SOURCE DATA:
━━━━━━━━━━━━━━━━
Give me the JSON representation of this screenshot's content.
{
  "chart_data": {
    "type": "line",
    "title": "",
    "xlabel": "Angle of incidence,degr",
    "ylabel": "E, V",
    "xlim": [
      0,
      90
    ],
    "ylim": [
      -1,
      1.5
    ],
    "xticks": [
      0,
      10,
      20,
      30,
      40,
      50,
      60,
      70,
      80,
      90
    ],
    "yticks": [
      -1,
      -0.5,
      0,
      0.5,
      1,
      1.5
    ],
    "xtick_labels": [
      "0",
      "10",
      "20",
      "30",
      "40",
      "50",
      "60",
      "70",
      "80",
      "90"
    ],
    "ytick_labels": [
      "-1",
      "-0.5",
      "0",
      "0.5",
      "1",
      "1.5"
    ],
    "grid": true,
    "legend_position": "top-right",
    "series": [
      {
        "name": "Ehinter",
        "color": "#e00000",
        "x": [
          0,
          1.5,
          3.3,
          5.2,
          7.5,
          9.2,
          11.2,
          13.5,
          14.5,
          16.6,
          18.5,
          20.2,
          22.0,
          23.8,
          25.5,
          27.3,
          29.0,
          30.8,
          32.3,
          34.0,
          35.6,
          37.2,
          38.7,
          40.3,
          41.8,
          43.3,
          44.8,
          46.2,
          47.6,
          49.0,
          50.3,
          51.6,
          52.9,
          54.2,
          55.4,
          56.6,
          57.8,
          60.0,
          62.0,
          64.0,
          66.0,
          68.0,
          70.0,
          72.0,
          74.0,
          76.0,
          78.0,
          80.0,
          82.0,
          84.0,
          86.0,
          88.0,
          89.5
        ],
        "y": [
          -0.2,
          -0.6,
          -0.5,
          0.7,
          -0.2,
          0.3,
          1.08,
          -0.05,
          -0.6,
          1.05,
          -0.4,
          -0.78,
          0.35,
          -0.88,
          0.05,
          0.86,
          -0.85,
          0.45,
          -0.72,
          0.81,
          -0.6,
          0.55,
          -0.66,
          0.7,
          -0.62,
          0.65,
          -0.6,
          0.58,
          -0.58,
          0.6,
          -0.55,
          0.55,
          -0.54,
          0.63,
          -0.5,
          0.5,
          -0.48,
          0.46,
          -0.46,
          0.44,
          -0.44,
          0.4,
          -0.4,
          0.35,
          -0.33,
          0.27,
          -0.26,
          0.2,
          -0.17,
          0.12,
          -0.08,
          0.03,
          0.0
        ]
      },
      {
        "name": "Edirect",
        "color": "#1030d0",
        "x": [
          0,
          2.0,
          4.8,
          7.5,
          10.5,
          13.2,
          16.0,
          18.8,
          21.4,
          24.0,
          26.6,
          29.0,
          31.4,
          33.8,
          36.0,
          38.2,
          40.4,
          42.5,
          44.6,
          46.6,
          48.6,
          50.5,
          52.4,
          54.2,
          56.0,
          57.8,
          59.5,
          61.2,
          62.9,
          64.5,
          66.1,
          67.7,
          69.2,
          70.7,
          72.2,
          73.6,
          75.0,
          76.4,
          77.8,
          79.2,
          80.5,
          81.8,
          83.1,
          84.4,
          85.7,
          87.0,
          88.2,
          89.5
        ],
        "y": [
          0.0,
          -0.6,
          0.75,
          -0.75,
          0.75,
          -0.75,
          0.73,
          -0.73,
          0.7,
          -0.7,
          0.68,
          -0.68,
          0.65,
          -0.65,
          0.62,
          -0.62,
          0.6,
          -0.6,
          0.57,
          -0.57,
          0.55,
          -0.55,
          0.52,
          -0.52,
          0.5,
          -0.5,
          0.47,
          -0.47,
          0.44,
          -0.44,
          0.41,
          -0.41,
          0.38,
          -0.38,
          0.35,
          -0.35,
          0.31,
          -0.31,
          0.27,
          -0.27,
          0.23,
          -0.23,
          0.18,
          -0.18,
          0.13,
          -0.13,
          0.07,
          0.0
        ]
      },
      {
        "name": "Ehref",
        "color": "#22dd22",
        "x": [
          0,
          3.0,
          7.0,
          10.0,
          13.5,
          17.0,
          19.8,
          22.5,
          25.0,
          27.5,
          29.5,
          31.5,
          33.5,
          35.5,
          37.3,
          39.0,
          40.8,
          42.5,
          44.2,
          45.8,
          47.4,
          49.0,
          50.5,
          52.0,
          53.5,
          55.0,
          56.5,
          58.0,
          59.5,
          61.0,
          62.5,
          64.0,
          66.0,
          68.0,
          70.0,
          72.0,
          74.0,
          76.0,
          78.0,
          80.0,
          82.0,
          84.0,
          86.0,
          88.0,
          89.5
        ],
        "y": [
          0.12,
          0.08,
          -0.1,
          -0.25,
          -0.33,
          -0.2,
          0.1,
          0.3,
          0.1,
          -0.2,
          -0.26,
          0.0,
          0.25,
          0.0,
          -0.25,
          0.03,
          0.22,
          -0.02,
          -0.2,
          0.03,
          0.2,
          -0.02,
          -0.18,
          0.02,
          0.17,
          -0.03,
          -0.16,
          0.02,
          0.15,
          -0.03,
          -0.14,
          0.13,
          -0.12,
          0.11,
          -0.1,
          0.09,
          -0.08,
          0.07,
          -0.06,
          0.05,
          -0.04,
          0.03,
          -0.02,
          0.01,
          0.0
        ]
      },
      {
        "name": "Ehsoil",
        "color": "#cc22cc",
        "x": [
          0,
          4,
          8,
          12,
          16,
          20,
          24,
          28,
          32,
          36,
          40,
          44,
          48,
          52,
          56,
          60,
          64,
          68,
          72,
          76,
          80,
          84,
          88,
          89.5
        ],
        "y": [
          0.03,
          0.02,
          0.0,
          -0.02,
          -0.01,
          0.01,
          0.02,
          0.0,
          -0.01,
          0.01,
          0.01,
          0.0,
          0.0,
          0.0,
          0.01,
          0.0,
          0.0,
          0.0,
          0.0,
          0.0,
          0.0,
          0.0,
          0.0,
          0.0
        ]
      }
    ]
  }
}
━━━━━━━━━━━━━━━━
CHALLENGE:
Each entry above is to be printed again exactly.

OUTPUT:
Give me the JSON representation of this screenshot's content.
{
  "chart_data": {
    "type": "line",
    "title": "",
    "xlabel": "Angle of incidence,degr",
    "ylabel": "E, V",
    "xlim": [
      0,
      90
    ],
    "ylim": [
      -1,
      1.5
    ],
    "xticks": [
      0,
      10,
      20,
      30,
      40,
      50,
      60,
      70,
      80,
      90
    ],
    "yticks": [
      -1,
      -0.5,
      0,
      0.5,
      1,
      1.5
    ],
    "xtick_labels": [
      "0",
      "10",
      "20",
      "30",
      "40",
      "50",
      "60",
      "70",
      "80",
      "90"
    ],
    "ytick_labels": [
      "-1",
      "-0.5",
      "0",
      "0.5",
      "1",
      "1.5"
    ],
    "grid": true,
    "legend_position": "top-right",
    "series": [
      {
        "name": "Ehinter",
        "color": "#e00000",
        "x": [
          0,
          1.5,
          3.3,
          5.2,
          7.5,
          9.2,
          11.2,
          13.5,
          14.5,
          16.6,
          18.5,
          20.2,
          22.0,
          23.8,
          25.5,
          27.3,
          29.0,
          30.8,
          32.3,
          34.0,
          35.6,
          37.2,
          38.7,
          40.3,
          41.8,
          43.3,
          44.8,
          46.2,
          47.6,
          49.0,
          50.3,
          51.6,
          52.9,
          54.2,
          55.4,
          56.6,
          57.8,
          60.0,
          62.0,
          64.0,
          66.0,
          68.0,
          70.0,
          72.0,
          74.0,
          76.0,
          78.0,
          80.0,
          82.0,
          84.0,
          86.0,
          88.0,
          89.5
        ],
        "y": [
          -0.2,
          -0.6,
          -0.5,
          0.7,
          -0.2,
          0.3,
          1.08,
          -0.05,
          -0.6,
          1.05,
          -0.4,
          -0.78,
          0.35,
          -0.88,
          0.05,
          0.86,
          -0.85,
          0.45,
          -0.72,
          0.81,
          -0.6,
          0.55,
          -0.66,
          0.7,
          -0.62,
          0.65,
          -0.6,
          0.58,
          -0.58,
          0.6,
          -0.55,
          0.55,
          -0.54,
          0.63,
          -0.5,
          0.5,
          -0.48,
          0.46,
          -0.46,
          0.44,
          -0.44,
          0.4,
          -0.4,
          0.35,
          -0.33,
          0.27,
          -0.26,
          0.2,
          -0.17,
          0.12,
          -0.08,
          0.03,
          0.0
        ]
      },
      {
        "name": "Edirect",
        "color": "#1030d0",
        "x": [
          0,
          2.0,
          4.8,
          7.5,
          10.5,
          13.2,
          16.0,
          18.8,
          21.4,
          24.0,
          26.6,
          29.0,
          31.4,
          33.8,
          36.0,
          38.2,
          40.4,
          42.5,
          44.6,
          46.6,
          48.6,
          50.5,
          52.4,
          54.2,
          56.0,
          57.8,
          59.5,
          61.2,
          62.9,
          64.5,
          66.1,
          67.7,
          69.2,
          70.7,
          72.2,
          73.6,
          75.0,
          76.4,
          77.8,
          79.2,
          80.5,
          81.8,
          83.1,
          84.4,
          85.7,
          87.0,
          88.2,
          89.5
        ],
        "y": [
          0.0,
          -0.6,
          0.75,
          -0.75,
          0.75,
          -0.75,
          0.73,
          -0.73,
          0.7,
          -0.7,
          0.68,
          -0.68,
          0.65,
          -0.65,
          0.62,
          -0.62,
          0.6,
          -0.6,
          0.57,
          -0.57,
          0.55,
          -0.55,
          0.52,
          -0.52,
          0.5,
          -0.5,
          0.47,
          -0.47,
          0.44,
          -0.44,
          0.41,
          -0.41,
          0.38,
          -0.38,
          0.35,
          -0.35,
          0.31,
          -0.31,
          0.27,
          -0.27,
          0.23,
          -0.23,
          0.18,
          -0.18,
          0.13,
          -0.13,
          0.07,
          0.0
        ]
      },
      {
        "name": "Ehref",
        "color": "#22dd22",
        "x": [
          0,
          3.0,
          7.0,
          10.0,
          13.5,
          17.0,
          19.8,
          22.5,
          25.0,
          27.5,
          29.5,
          31.5,
          33.5,
          35.5,
          37.3,
          39.0,
          40.8,
          42.5,
          44.2,
          45.8,
          47.4,
          49.0,
          50.5,
          52.0,
          53.5,
          55.0,
          56.5,
          58.0,
          59.5,
          61.0,
          62.5,
          64.0,
          66.0,
          68.0,
          70.0,
          72.0,
          74.0,
          76.0,
          78.0,
          80.0,
          82.0,
          84.0,
          86.0,
          88.0,
          89.5
        ],
        "y": [
          0.12,
          0.08,
          -0.1,
          -0.25,
          -0.33,
          -0.2,
          0.1,
          0.3,
          0.1,
          -0.2,
          -0.26,
          0.0,
          0.25,
          0.0,
          -0.25,
          0.03,
          0.22,
          -0.02,
          -0.2,
          0.03,
          0.2,
          -0.02,
          -0.18,
          0.02,
          0.17,
          -0.03,
          -0.16,
          0.02,
          0.15,
          -0.03,
          -0.14,
          0.13,
          -0.12,
          0.11,
          -0.1,
          0.09,
          -0.08,
          0.07,
          -0.06,
          0.05,
          -0.04,
          0.03,
          -0.02,
          0.01,
          0.0
        ]
      },
      {
        "name": "Ehsoil",
        "color": "#cc22cc",
        "x": [
          0,
          4,
          8,
          12,
          16,
          20,
          24,
          28,
          32,
          36,
          40,
          44,
          48,
          52,
          56,
          60,
          64,
          68,
          72,
          76,
          80,
          84,
          88,
          89.5
        ],
        "y": [
          0.03,
          0.02,
          0.0,
          -0.02,
          -0.01,
          0.01,
          0.02,
          0.0,
          -0.01,
          0.01,
          0.01,
          0.0,
          0.0,
          0.0,
          0.01,
          0.0,
          0.0,
          0.0,
          0.0,
          0.0,
          0.0,
          0.0,
          0.0,
          0.0
        ]
      }
    ]
  }
}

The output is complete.